> _Exercise details_: Across the whole listing, filter for the string "superscript" and copy every line that has it.

=====

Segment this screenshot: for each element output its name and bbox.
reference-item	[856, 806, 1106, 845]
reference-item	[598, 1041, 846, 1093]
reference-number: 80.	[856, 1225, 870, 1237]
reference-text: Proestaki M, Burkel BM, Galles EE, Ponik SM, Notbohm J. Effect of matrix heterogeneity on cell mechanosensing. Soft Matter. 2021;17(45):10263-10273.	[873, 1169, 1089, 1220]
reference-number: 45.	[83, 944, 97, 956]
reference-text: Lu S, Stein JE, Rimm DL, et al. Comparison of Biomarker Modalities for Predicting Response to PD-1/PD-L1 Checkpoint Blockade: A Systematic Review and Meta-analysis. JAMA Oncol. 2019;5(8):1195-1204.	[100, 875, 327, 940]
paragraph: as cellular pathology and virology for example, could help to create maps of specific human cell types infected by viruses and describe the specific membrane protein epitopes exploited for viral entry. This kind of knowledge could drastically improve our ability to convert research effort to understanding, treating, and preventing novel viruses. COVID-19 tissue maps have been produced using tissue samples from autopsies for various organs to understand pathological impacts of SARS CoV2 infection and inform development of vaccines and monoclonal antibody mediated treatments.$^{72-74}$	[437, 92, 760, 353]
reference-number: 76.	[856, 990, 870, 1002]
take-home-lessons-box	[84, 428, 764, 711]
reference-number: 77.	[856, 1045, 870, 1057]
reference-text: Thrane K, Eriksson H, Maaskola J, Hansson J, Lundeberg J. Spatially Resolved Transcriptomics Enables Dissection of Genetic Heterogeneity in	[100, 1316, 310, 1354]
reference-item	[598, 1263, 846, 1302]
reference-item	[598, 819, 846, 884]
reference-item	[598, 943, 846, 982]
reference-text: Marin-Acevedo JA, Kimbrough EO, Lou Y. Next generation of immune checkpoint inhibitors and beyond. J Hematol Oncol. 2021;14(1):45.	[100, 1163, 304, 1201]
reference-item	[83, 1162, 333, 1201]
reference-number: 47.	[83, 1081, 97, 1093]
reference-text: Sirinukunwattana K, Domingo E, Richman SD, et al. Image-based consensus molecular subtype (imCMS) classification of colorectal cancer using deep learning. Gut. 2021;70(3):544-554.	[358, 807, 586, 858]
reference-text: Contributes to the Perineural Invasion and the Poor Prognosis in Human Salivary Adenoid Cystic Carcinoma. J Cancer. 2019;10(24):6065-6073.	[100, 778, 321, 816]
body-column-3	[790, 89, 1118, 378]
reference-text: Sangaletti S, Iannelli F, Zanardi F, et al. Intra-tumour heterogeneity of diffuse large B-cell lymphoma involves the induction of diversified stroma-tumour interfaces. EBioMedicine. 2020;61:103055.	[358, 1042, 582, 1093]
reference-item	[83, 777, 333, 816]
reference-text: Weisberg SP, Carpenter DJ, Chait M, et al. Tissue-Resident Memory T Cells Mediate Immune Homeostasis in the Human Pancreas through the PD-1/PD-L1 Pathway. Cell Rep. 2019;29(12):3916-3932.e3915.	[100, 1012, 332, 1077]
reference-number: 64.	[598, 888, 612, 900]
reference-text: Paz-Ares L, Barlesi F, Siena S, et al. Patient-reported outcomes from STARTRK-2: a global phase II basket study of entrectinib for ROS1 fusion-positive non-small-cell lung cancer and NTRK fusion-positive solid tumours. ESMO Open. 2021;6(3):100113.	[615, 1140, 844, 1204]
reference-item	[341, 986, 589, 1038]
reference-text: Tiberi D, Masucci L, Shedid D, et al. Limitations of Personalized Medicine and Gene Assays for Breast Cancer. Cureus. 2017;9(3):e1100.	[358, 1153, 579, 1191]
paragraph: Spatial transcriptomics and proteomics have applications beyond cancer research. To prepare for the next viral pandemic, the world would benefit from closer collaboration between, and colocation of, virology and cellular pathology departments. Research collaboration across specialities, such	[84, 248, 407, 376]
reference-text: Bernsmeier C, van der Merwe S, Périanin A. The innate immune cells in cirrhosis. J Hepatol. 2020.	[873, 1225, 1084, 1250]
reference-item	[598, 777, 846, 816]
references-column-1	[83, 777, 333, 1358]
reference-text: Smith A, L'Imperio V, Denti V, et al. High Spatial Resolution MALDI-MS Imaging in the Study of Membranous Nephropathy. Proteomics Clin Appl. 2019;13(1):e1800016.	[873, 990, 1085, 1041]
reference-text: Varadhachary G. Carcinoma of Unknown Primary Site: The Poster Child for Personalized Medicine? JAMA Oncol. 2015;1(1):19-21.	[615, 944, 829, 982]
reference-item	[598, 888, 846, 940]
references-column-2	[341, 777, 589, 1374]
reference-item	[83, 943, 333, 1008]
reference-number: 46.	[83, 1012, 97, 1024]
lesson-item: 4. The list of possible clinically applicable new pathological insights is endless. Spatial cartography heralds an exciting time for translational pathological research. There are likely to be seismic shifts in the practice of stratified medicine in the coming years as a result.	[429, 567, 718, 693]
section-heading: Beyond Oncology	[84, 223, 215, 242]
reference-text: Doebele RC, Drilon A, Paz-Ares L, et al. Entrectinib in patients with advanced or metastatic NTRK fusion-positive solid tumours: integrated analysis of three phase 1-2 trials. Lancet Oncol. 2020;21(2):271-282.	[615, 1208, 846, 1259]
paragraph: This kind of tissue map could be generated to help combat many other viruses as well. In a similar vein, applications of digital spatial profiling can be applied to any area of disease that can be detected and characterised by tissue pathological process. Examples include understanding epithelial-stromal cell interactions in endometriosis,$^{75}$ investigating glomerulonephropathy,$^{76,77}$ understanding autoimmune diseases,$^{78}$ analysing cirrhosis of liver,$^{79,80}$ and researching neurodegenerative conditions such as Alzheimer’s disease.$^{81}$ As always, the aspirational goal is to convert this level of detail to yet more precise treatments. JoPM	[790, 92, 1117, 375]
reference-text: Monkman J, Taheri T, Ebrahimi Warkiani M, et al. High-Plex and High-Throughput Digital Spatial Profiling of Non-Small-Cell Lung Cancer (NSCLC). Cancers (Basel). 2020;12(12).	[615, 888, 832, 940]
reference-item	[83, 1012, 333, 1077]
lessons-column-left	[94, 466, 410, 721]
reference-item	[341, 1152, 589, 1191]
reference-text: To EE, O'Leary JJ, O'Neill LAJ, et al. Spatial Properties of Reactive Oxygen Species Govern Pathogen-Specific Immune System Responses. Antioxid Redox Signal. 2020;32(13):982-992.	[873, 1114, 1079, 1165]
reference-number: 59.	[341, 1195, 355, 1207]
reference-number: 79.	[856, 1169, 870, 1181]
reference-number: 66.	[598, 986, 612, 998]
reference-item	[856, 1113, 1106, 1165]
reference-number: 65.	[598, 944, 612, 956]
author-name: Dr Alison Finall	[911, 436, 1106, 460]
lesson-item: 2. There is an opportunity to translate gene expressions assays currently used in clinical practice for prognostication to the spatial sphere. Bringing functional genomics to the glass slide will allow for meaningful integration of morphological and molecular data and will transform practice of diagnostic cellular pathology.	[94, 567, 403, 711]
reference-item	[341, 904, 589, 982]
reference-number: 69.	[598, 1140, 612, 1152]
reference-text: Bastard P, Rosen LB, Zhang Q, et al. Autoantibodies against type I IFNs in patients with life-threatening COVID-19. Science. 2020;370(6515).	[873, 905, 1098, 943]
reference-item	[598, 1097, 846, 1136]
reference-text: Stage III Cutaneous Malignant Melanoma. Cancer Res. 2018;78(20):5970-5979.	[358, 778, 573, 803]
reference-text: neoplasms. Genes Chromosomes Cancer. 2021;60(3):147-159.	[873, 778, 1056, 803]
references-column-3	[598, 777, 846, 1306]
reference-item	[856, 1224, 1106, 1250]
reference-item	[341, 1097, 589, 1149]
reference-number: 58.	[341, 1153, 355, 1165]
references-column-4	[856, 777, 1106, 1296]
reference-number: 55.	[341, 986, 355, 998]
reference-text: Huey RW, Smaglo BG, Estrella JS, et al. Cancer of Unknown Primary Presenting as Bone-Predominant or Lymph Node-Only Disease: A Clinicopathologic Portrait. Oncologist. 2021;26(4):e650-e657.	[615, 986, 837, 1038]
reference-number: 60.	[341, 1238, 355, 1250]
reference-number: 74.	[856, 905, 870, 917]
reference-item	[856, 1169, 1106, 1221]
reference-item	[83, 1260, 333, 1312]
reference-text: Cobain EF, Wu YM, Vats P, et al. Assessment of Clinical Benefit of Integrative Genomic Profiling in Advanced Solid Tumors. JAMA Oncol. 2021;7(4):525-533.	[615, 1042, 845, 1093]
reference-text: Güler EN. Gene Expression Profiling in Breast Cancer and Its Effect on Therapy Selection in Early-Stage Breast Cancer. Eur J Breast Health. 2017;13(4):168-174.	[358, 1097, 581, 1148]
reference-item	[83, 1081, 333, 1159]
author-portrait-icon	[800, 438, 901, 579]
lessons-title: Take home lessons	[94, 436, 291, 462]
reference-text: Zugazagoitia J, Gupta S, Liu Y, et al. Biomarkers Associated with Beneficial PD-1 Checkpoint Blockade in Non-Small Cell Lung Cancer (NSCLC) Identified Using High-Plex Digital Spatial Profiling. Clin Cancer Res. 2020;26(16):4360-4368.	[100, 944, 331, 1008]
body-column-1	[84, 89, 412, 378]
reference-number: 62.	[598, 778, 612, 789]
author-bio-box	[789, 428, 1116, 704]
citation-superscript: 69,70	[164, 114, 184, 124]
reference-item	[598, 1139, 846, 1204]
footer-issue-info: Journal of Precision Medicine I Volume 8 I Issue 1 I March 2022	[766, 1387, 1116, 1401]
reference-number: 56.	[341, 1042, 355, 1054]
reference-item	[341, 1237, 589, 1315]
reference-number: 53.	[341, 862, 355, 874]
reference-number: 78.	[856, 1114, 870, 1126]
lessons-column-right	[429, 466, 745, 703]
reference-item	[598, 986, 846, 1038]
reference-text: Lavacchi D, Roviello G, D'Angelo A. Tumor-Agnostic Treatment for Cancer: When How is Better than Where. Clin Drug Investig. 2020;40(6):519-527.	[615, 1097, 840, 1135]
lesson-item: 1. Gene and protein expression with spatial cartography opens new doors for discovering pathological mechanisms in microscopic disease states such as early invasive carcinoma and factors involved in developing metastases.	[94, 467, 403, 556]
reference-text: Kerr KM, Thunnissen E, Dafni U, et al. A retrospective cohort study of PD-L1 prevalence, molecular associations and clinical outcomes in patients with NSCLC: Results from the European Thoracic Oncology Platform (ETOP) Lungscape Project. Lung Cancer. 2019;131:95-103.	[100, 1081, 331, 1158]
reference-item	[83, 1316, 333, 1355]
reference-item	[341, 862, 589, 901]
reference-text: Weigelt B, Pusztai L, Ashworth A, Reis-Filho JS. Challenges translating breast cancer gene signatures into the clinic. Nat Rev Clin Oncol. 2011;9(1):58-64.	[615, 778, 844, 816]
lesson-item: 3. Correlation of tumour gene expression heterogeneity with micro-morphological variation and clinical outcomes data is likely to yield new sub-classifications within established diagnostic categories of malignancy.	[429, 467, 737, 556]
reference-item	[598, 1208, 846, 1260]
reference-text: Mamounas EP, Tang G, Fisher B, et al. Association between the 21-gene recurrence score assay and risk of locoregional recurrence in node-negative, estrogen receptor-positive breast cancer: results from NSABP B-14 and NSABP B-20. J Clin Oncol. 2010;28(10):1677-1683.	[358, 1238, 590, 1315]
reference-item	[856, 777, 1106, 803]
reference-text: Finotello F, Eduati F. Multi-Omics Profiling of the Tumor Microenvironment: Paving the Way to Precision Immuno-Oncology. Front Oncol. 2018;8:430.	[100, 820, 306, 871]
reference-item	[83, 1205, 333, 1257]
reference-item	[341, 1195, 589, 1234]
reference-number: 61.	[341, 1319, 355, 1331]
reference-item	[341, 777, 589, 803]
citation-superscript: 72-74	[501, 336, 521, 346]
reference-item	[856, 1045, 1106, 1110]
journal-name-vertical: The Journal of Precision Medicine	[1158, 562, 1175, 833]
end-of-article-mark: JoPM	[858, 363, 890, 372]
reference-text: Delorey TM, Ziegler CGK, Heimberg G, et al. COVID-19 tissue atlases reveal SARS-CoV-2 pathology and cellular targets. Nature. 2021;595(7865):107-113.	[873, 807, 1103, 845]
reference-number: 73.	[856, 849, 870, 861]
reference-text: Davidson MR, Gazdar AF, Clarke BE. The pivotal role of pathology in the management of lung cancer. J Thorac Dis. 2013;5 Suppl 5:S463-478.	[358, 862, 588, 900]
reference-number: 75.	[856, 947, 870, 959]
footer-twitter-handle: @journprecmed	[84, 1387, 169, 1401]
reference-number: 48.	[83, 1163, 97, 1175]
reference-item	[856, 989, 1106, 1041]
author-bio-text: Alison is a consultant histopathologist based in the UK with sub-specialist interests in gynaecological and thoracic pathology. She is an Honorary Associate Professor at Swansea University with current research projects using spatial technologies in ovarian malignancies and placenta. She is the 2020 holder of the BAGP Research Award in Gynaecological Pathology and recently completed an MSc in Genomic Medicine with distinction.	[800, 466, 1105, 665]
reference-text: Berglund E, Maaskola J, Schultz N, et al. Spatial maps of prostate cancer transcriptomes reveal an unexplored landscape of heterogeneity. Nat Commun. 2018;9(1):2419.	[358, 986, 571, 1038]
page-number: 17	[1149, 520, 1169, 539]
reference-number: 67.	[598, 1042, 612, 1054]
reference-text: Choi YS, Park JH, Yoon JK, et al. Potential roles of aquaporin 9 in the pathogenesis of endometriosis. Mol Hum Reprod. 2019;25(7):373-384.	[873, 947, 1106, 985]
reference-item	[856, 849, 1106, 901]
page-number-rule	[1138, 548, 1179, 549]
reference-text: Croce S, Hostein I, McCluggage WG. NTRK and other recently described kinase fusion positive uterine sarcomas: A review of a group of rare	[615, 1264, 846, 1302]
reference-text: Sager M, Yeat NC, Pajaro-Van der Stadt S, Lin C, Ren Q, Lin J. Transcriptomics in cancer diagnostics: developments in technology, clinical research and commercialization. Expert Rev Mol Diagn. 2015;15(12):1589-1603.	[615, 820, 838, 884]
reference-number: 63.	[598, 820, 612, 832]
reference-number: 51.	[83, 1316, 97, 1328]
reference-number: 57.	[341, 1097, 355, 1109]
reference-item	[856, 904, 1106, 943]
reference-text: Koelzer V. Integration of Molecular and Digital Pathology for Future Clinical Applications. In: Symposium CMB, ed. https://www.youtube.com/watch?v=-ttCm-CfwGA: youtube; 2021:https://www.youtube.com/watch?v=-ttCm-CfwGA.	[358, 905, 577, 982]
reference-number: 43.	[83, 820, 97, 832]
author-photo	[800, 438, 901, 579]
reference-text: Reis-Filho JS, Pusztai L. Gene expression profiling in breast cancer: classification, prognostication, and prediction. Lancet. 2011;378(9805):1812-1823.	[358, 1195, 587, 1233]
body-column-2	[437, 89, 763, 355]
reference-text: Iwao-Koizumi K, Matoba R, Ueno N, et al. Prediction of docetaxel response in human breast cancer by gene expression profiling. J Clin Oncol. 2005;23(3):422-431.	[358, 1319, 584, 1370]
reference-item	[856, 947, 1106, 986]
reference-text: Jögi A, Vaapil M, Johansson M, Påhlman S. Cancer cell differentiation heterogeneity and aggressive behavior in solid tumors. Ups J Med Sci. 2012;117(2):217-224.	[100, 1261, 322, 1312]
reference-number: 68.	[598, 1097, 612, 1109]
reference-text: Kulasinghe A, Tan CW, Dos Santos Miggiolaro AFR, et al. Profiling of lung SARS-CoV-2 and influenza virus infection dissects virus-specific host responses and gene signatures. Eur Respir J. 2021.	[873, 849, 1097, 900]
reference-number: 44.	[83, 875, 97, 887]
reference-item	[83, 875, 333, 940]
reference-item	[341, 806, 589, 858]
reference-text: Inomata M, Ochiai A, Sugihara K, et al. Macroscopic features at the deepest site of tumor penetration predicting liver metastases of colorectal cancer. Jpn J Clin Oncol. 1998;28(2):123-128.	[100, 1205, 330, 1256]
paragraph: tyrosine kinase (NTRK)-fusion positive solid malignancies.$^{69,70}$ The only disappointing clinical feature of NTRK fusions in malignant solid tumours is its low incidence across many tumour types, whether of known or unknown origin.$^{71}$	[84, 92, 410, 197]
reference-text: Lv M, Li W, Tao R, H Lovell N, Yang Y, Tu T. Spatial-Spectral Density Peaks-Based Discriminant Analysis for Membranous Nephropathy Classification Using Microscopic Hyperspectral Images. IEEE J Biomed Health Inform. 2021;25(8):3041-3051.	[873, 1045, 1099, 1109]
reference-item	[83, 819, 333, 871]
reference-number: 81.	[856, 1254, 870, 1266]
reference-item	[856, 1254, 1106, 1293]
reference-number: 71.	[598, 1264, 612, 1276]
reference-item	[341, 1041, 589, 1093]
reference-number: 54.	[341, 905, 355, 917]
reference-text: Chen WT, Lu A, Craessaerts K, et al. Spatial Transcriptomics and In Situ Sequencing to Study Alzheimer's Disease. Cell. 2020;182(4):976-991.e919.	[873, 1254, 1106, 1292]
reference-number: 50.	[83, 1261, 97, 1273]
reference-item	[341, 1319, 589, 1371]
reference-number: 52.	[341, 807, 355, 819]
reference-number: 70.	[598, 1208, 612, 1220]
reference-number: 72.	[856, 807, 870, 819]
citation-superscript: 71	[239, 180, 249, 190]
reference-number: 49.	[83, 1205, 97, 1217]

=====

> _Exercise result_:
citation-superscript: 69,70	[164, 114, 184, 124]
citation-superscript: 72-74	[501, 336, 521, 346]
citation-superscript: 71	[239, 180, 249, 190]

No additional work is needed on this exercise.